WHAT IS BEING ASKED →
Only lines with the string "житті" matter here; gather them from the material below.

DATA TO PROCESS →
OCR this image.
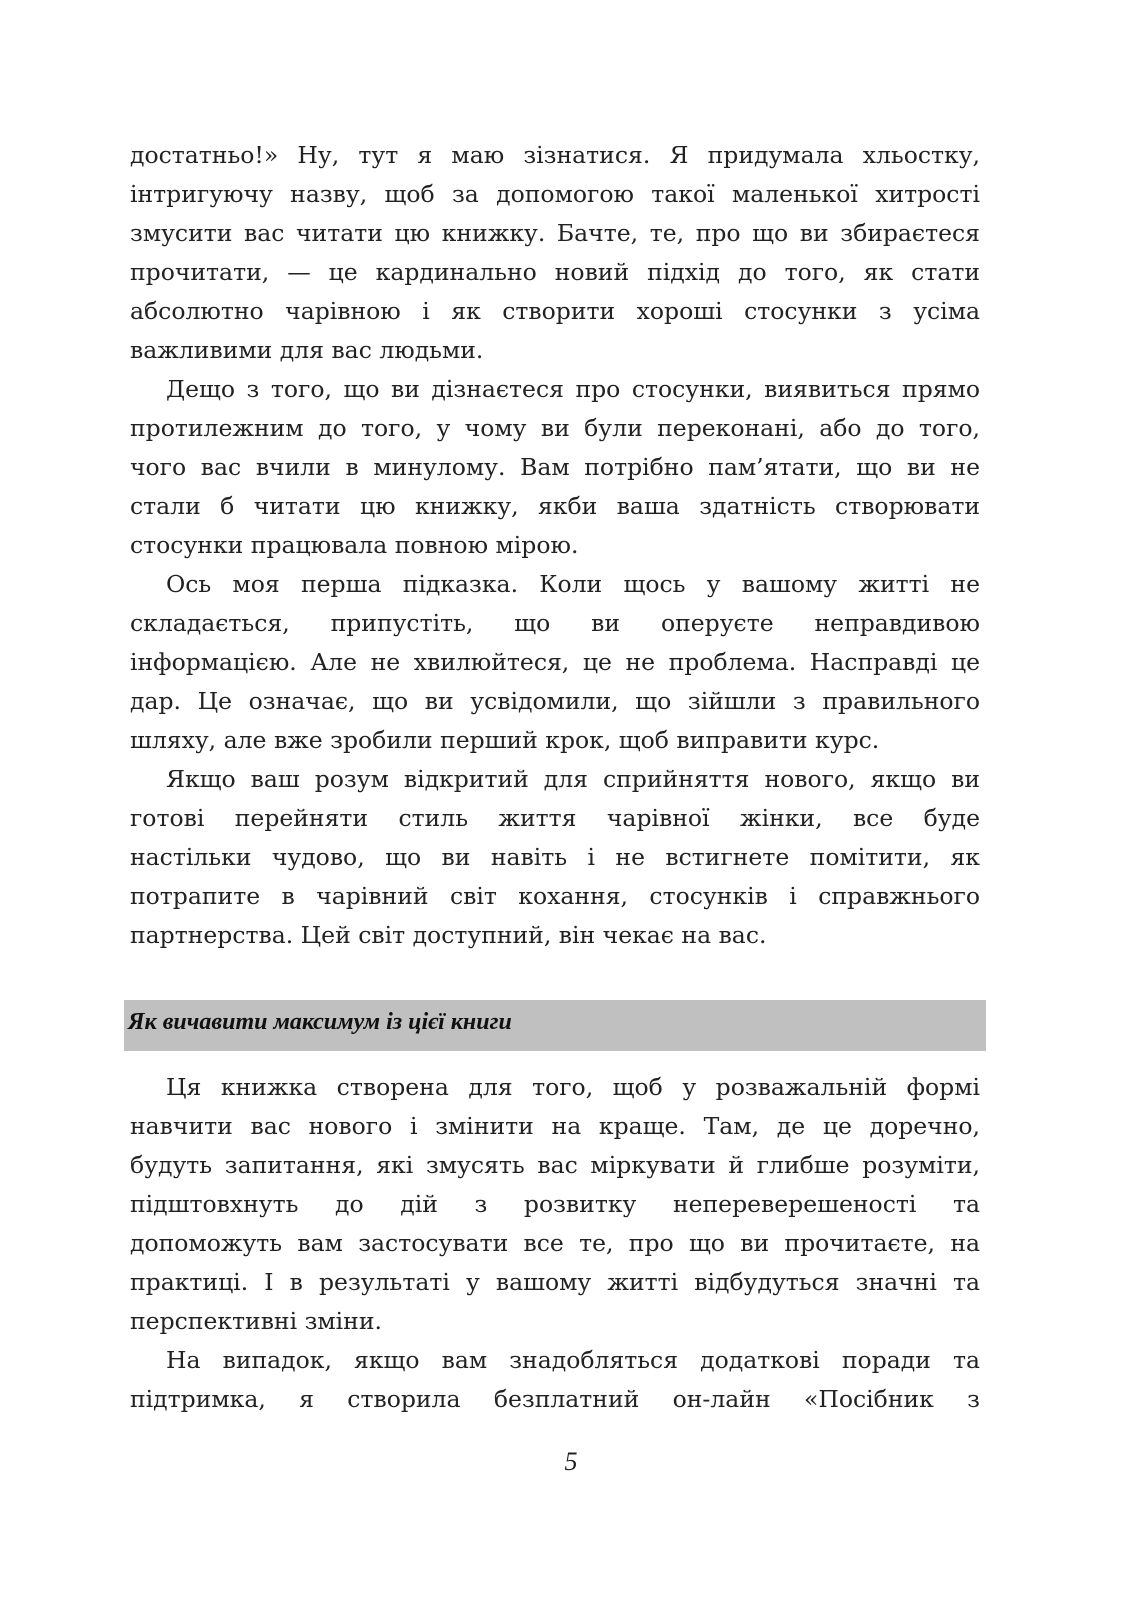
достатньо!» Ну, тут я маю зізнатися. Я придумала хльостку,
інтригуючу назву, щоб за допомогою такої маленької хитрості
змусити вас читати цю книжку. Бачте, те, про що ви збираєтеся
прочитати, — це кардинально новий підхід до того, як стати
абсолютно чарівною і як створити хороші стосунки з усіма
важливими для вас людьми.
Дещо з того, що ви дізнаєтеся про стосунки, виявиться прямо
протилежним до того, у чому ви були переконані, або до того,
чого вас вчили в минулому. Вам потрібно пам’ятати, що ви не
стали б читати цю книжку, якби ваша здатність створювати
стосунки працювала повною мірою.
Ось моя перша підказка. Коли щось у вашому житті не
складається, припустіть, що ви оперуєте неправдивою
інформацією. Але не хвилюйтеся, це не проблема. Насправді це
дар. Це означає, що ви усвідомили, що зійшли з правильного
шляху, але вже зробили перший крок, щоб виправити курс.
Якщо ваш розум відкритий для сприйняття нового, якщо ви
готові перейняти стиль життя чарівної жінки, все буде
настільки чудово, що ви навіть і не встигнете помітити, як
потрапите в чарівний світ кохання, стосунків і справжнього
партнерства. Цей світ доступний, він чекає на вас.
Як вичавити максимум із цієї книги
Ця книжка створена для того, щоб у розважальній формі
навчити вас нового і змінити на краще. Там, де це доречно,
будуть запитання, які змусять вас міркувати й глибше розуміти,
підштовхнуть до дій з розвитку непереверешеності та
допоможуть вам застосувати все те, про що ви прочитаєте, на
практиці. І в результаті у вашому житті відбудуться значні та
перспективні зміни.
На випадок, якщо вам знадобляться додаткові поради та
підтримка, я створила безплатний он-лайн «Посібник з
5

RESULT OF THIS TASK →
Ось моя перша підказка. Коли щось у вашому житті не
практиці. І в результаті у вашому житті відбудуться значні та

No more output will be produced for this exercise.